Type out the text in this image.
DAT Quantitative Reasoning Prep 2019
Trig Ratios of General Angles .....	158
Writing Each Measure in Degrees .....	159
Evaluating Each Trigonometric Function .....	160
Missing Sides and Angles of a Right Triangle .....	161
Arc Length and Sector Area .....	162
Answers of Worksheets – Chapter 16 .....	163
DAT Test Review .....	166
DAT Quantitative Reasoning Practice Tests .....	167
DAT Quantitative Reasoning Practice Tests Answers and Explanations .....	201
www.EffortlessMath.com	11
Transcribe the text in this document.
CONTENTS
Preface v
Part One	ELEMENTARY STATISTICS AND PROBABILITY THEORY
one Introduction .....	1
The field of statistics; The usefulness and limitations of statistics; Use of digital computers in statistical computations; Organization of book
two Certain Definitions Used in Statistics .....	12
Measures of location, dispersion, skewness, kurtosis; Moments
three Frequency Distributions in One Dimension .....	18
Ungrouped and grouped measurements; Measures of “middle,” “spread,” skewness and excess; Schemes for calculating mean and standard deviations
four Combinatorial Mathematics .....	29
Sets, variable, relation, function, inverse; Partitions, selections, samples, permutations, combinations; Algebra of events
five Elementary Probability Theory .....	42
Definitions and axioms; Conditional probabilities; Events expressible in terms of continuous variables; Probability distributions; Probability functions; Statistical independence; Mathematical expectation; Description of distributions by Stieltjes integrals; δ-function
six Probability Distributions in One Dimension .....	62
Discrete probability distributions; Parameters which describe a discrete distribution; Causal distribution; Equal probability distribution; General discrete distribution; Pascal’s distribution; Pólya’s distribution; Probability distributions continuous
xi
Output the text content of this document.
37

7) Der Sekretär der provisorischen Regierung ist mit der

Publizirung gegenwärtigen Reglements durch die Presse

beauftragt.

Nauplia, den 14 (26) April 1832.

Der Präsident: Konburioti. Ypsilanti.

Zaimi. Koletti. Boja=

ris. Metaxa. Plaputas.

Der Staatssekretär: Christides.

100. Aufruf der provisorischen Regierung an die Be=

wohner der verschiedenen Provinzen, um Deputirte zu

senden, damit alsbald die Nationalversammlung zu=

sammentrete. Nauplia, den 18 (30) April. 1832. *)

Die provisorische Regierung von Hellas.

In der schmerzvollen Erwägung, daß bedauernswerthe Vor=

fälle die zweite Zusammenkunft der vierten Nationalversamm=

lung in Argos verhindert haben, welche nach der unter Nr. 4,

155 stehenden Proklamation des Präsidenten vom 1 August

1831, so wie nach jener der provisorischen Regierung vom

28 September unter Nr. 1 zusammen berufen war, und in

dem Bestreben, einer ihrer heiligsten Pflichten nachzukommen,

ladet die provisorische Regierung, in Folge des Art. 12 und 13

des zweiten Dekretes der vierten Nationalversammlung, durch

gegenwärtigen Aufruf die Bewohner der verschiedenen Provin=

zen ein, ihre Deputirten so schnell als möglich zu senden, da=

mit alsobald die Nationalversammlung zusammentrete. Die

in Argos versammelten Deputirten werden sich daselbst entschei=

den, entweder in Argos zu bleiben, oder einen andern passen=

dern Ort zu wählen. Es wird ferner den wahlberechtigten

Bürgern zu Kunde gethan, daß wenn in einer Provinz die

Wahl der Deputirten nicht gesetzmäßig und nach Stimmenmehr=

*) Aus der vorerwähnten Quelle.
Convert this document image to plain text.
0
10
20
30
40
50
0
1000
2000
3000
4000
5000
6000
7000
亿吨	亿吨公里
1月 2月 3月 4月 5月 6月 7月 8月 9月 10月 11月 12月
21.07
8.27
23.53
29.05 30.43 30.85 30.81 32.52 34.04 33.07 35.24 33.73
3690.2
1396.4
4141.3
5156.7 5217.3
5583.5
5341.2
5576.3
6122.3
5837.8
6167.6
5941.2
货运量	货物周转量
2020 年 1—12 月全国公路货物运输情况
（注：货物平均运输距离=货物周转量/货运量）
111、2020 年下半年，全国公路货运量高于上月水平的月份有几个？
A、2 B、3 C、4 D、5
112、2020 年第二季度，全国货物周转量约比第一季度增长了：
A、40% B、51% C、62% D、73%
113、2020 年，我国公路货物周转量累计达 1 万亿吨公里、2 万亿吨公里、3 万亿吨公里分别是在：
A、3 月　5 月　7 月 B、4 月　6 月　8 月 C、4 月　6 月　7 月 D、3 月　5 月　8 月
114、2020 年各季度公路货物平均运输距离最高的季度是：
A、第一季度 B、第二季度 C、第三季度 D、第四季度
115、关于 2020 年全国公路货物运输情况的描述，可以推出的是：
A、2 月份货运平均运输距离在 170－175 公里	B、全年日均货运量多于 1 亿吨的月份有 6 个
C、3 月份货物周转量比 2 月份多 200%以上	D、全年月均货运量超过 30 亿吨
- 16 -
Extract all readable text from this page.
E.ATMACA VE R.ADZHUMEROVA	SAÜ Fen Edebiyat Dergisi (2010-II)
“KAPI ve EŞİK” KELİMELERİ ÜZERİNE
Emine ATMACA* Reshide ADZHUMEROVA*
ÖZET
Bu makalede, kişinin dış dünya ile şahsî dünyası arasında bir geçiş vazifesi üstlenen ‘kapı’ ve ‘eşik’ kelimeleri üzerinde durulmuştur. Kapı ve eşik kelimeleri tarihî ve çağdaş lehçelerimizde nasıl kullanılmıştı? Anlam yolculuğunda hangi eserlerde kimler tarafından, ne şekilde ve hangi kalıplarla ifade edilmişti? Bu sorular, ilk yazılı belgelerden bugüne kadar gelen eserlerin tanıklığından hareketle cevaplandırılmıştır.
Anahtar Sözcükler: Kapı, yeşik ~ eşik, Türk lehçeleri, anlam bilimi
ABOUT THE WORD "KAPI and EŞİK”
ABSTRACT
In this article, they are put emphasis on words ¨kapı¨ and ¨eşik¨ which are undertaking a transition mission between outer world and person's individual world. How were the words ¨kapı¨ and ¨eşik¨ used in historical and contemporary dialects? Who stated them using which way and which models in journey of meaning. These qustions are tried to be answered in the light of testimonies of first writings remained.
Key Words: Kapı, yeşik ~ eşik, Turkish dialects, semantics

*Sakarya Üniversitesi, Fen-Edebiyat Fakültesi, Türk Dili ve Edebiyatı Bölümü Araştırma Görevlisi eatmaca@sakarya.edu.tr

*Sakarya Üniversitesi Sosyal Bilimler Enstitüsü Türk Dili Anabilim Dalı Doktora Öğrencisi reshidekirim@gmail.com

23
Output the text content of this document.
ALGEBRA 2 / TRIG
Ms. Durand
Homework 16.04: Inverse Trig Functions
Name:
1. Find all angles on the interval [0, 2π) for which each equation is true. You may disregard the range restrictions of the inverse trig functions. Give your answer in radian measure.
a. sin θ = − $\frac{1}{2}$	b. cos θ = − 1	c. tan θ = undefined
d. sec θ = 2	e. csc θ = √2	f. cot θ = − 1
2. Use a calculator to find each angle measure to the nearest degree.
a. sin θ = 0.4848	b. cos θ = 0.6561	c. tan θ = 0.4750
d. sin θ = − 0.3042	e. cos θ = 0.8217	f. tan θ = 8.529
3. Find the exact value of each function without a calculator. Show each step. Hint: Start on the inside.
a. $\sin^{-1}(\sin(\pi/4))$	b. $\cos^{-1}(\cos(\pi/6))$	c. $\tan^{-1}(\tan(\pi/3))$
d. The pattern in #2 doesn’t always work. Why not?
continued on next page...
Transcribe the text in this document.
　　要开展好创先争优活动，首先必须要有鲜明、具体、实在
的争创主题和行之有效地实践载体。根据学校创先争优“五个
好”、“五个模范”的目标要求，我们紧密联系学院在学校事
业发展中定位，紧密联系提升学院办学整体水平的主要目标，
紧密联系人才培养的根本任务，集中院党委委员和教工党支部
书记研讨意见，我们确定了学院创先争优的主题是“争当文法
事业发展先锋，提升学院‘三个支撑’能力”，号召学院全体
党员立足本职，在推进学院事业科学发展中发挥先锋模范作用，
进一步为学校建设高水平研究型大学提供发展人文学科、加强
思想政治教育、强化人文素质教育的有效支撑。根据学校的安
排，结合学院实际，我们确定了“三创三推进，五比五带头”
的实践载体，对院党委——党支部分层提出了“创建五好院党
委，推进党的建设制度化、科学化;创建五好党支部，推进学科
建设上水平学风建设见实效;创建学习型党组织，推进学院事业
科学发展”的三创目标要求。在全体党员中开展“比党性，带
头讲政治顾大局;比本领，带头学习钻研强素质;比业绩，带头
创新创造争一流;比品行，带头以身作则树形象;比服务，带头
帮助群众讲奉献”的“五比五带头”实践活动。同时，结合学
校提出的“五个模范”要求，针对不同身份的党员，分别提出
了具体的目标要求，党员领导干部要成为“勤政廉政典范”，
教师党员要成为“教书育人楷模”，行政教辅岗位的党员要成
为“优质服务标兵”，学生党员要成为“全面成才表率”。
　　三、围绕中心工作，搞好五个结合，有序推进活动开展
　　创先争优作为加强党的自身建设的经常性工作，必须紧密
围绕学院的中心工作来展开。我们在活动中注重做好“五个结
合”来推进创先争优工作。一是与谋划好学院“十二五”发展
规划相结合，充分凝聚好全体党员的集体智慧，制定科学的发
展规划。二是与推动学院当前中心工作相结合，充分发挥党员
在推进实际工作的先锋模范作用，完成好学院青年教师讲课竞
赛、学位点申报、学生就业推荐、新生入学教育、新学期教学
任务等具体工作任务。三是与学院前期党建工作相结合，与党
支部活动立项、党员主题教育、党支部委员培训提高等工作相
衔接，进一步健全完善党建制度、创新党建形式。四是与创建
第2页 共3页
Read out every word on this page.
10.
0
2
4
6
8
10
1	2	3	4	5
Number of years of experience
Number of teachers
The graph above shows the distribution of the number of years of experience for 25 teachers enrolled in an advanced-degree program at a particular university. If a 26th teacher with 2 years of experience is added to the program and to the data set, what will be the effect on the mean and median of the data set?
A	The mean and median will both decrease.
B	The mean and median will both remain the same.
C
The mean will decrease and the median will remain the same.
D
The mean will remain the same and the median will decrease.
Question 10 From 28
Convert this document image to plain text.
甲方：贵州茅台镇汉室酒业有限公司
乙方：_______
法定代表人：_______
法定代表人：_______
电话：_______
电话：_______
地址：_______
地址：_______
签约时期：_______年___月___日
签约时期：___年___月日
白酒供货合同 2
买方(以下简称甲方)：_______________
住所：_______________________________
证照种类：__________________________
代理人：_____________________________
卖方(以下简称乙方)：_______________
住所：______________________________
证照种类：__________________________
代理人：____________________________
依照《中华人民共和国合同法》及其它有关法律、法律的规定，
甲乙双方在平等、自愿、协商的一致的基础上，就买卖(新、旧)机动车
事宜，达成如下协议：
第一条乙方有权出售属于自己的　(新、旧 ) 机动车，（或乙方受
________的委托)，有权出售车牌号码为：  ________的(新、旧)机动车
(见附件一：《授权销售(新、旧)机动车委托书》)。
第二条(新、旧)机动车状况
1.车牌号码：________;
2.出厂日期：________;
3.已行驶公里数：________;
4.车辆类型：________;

* [CHALLENGE] Where a line in the material contains "Aufruf", copy that line.

* [WORKED ANSWER]
100. Aufruf der provisorischen Regierung an die Be=
gegenwärtigen Aufruf die Bewohner der verschiedenen Provin=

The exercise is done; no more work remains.